— begin DATA —
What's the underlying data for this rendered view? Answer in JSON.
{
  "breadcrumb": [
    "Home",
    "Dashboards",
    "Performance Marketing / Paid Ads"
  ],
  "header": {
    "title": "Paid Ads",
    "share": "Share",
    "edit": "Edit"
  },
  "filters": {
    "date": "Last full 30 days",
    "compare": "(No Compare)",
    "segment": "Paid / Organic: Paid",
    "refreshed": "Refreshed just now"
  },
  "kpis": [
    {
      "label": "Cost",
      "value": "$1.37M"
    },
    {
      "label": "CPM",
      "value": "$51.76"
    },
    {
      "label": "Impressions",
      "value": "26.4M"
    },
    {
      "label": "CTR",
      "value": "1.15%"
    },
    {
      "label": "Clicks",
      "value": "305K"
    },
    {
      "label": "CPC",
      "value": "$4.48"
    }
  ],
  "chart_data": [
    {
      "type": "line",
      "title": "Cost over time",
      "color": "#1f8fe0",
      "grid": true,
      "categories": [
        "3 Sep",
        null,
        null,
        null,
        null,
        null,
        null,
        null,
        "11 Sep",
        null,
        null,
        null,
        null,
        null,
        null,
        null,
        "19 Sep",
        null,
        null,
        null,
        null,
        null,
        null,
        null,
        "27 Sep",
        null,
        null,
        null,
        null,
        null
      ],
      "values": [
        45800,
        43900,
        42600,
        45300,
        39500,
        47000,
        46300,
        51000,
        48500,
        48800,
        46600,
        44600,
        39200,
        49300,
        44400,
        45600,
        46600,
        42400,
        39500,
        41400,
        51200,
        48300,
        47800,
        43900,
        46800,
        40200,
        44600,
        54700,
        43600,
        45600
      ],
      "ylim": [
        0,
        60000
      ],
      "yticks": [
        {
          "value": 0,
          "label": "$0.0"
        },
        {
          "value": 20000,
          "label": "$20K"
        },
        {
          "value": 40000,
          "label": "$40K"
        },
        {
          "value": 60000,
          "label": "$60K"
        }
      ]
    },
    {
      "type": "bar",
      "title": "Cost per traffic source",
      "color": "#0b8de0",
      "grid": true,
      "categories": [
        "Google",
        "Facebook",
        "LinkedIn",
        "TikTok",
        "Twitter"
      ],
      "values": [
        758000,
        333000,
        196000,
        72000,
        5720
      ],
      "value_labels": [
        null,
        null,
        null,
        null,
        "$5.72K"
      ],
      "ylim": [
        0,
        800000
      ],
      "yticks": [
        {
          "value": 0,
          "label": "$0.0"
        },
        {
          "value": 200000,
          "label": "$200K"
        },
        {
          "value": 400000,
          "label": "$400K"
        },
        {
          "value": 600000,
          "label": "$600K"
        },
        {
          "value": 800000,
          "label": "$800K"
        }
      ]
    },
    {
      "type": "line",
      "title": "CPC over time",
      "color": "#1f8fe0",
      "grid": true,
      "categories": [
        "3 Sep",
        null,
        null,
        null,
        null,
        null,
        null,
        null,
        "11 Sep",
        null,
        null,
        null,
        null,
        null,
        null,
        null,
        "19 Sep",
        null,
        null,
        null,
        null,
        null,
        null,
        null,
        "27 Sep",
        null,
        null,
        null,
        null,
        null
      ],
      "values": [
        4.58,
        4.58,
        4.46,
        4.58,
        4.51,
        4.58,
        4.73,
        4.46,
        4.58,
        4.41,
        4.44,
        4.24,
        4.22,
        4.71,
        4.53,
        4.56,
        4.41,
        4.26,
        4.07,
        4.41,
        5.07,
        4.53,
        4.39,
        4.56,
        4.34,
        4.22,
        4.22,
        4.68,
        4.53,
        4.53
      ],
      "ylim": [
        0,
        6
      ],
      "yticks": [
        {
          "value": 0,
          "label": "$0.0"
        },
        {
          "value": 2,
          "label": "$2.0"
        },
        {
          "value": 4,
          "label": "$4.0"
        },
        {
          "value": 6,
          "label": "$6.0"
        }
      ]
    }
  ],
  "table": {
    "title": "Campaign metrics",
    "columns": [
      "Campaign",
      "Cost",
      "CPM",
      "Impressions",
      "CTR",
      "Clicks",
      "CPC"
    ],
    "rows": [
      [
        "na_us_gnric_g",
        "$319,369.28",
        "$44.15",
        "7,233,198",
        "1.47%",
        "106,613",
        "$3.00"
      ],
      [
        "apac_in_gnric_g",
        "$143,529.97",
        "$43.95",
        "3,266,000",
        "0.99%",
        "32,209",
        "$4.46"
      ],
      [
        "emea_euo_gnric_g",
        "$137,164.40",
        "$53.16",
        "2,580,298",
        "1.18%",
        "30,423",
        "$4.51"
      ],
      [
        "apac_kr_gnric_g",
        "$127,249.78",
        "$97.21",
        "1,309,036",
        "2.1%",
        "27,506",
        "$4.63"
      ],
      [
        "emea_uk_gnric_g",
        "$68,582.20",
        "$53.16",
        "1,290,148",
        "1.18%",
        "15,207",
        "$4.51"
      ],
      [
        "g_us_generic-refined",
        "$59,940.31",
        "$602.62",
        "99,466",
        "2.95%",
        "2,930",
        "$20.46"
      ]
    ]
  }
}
— end DATA —
** JOB **
Transcribe every line of the data, exactly as it stands.

** EXERCISE OUTPUT **
What's the underlying data for this rendered view? Answer in JSON.
{
  "breadcrumb": [
    "Home",
    "Dashboards",
    "Performance Marketing / Paid Ads"
  ],
  "header": {
    "title": "Paid Ads",
    "share": "Share",
    "edit": "Edit"
  },
  "filters": {
    "date": "Last full 30 days",
    "compare": "(No Compare)",
    "segment": "Paid / Organic: Paid",
    "refreshed": "Refreshed just now"
  },
  "kpis": [
    {
      "label": "Cost",
      "value": "$1.37M"
    },
    {
      "label": "CPM",
      "value": "$51.76"
    },
    {
      "label": "Impressions",
      "value": "26.4M"
    },
    {
      "label": "CTR",
      "value": "1.15%"
    },
    {
      "label": "Clicks",
      "value": "305K"
    },
    {
      "label": "CPC",
      "value": "$4.48"
    }
  ],
  "chart_data": [
    {
      "type": "line",
      "title": "Cost over time",
      "color": "#1f8fe0",
      "grid": true,
      "categories": [
        "3 Sep",
        null,
        null,
        null,
        null,
        null,
        null,
        null,
        "11 Sep",
        null,
        null,
        null,
        null,
        null,
        null,
        null,
        "19 Sep",
        null,
        null,
        null,
        null,
        null,
        null,
        null,
        "27 Sep",
        null,
        null,
        null,
        null,
        null
      ],
      "values": [
        45800,
        43900,
        42600,
        45300,
        39500,
        47000,
        46300,
        51000,
        48500,
        48800,
        46600,
        44600,
        39200,
        49300,
        44400,
        45600,
        46600,
        42400,
        39500,
        41400,
        51200,
        48300,
        47800,
        43900,
        46800,
        40200,
        44600,
        54700,
        43600,
        45600
      ],
      "ylim": [
        0,
        60000
      ],
      "yticks": [
        {
          "value": 0,
          "label": "$0.0"
        },
        {
          "value": 20000,
          "label": "$20K"
        },
        {
          "value": 40000,
          "label": "$40K"
        },
        {
          "value": 60000,
          "label": "$60K"
        }
      ]
    },
    {
      "type": "bar",
      "title": "Cost per traffic source",
      "color": "#0b8de0",
      "grid": true,
      "categories": [
        "Google",
        "Facebook",
        "LinkedIn",
        "TikTok",
        "Twitter"
      ],
      "values": [
        758000,
        333000,
        196000,
        72000,
        5720
      ],
      "value_labels": [
        null,
        null,
        null,
        null,
        "$5.72K"
      ],
      "ylim": [
        0,
        800000
      ],
      "yticks": [
        {
          "value": 0,
          "label": "$0.0"
        },
        {
          "value": 200000,
          "label": "$200K"
        },
        {
          "value": 400000,
          "label": "$400K"
        },
        {
          "value": 600000,
          "label": "$600K"
        },
        {
          "value": 800000,
          "label": "$800K"
        }
      ]
    },
    {
      "type": "line",
      "title": "CPC over time",
      "color": "#1f8fe0",
      "grid": true,
      "categories": [
        "3 Sep",
        null,
        null,
        null,
        null,
        null,
        null,
        null,
        "11 Sep",
        null,
        null,
        null,
        null,
        null,
        null,
        null,
        "19 Sep",
        null,
        null,
        null,
        null,
        null,
        null,
        null,
        "27 Sep",
        null,
        null,
        null,
        null,
        null
      ],
      "values": [
        4.58,
        4.58,
        4.46,
        4.58,
        4.51,
        4.58,
        4.73,
        4.46,
        4.58,
        4.41,
        4.44,
        4.24,
        4.22,
        4.71,
        4.53,
        4.56,
        4.41,
        4.26,
        4.07,
        4.41,
        5.07,
        4.53,
        4.39,
        4.56,
        4.34,
        4.22,
        4.22,
        4.68,
        4.53,
        4.53
      ],
      "ylim": [
        0,
        6
      ],
      "yticks": [
        {
          "value": 0,
          "label": "$0.0"
        },
        {
          "value": 2,
          "label": "$2.0"
        },
        {
          "value": 4,
          "label": "$4.0"
        },
        {
          "value": 6,
          "label": "$6.0"
        }
      ]
    }
  ],
  "table": {
    "title": "Campaign metrics",
    "columns": [
      "Campaign",
      "Cost",
      "CPM",
      "Impressions",
      "CTR",
      "Clicks",
      "CPC"
    ],
    "rows": [
      [
        "na_us_gnric_g",
        "$319,369.28",
        "$44.15",
        "7,233,198",
        "1.47%",
        "106,613",
        "$3.00"
      ],
      [
        "apac_in_gnric_g",
        "$143,529.97",
        "$43.95",
        "3,266,000",
        "0.99%",
        "32,209",
        "$4.46"
      ],
      [
        "emea_euo_gnric_g",
        "$137,164.40",
        "$53.16",
        "2,580,298",
        "1.18%",
        "30,423",
        "$4.51"
      ],
      [
        "apac_kr_gnric_g",
        "$127,249.78",
        "$97.21",
        "1,309,036",
        "2.1%",
        "27,506",
        "$4.63"
      ],
      [
        "emea_uk_gnric_g",
        "$68,582.20",
        "$53.16",
        "1,290,148",
        "1.18%",
        "15,207",
        "$4.51"
      ],
      [
        "g_us_generic-refined",
        "$59,940.31",
        "$602.62",
        "99,466",
        "2.95%",
        "2,930",
        "$20.46"
      ]
    ]
  }
}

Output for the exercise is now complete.